All of the records listed below should be retyped exactly.
((
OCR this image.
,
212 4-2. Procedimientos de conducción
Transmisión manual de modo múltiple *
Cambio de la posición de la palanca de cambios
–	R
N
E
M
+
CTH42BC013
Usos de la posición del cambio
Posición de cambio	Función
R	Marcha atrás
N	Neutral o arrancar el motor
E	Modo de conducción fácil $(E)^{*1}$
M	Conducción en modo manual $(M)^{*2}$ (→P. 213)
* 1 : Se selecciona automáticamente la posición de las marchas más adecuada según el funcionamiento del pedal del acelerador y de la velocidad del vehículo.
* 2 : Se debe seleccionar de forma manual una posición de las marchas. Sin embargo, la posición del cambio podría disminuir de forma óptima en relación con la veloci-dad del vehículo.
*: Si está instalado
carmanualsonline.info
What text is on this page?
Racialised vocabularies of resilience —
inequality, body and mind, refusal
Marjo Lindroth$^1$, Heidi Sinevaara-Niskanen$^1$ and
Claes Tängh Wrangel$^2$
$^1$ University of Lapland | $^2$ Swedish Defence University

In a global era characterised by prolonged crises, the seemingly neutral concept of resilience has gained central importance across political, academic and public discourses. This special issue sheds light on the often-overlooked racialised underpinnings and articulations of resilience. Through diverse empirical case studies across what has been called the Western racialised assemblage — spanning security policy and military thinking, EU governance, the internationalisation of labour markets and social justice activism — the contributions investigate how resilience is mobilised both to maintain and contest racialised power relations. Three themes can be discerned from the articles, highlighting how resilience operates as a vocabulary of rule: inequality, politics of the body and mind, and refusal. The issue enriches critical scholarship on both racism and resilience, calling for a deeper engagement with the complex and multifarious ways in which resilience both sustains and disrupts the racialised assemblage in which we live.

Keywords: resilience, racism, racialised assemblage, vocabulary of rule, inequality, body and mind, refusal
))
RESPONSE TO THE TASK:
OCR this image.
,
212 4-2. Procedimientos de conducción
Transmisión manual de modo múltiple *
Cambio de la posición de la palanca de cambios
–	R
N
E
M
+
CTH42BC013
Usos de la posición del cambio
Posición de cambio	Función
R	Marcha atrás
N	Neutral o arrancar el motor
E	Modo de conducción fácil $(E)^{*1}$
M	Conducción en modo manual $(M)^{*2}$ (→P. 213)
* 1 : Se selecciona automáticamente la posición de las marchas más adecuada según el funcionamiento del pedal del acelerador y de la velocidad del vehículo.
* 2 : Se debe seleccionar de forma manual una posición de las marchas. Sin embargo, la posición del cambio podría disminuir de forma óptima en relación con la veloci-dad del vehículo.
*: Si está instalado
carmanualsonline.info
What text is on this page?
Racialised vocabularies of resilience —
inequality, body and mind, refusal
Marjo Lindroth$^1$, Heidi Sinevaara-Niskanen$^1$ and
Claes Tängh Wrangel$^2$
$^1$ University of Lapland | $^2$ Swedish Defence University

In a global era characterised by prolonged crises, the seemingly neutral concept of resilience has gained central importance across political, academic and public discourses. This special issue sheds light on the often-overlooked racialised underpinnings and articulations of resilience. Through diverse empirical case studies across what has been called the Western racialised assemblage — spanning security policy and military thinking, EU governance, the internationalisation of labour markets and social justice activism — the contributions investigate how resilience is mobilised both to maintain and contest racialised power relations. Three themes can be discerned from the articles, highlighting how resilience operates as a vocabulary of rule: inequality, politics of the body and mind, and refusal. The issue enriches critical scholarship on both racism and resilience, calling for a deeper engagement with the complex and multifarious ways in which resilience both sustains and disrupts the racialised assemblage in which we live.

Keywords: resilience, racism, racialised assemblage, vocabulary of rule, inequality, body and mind, refusal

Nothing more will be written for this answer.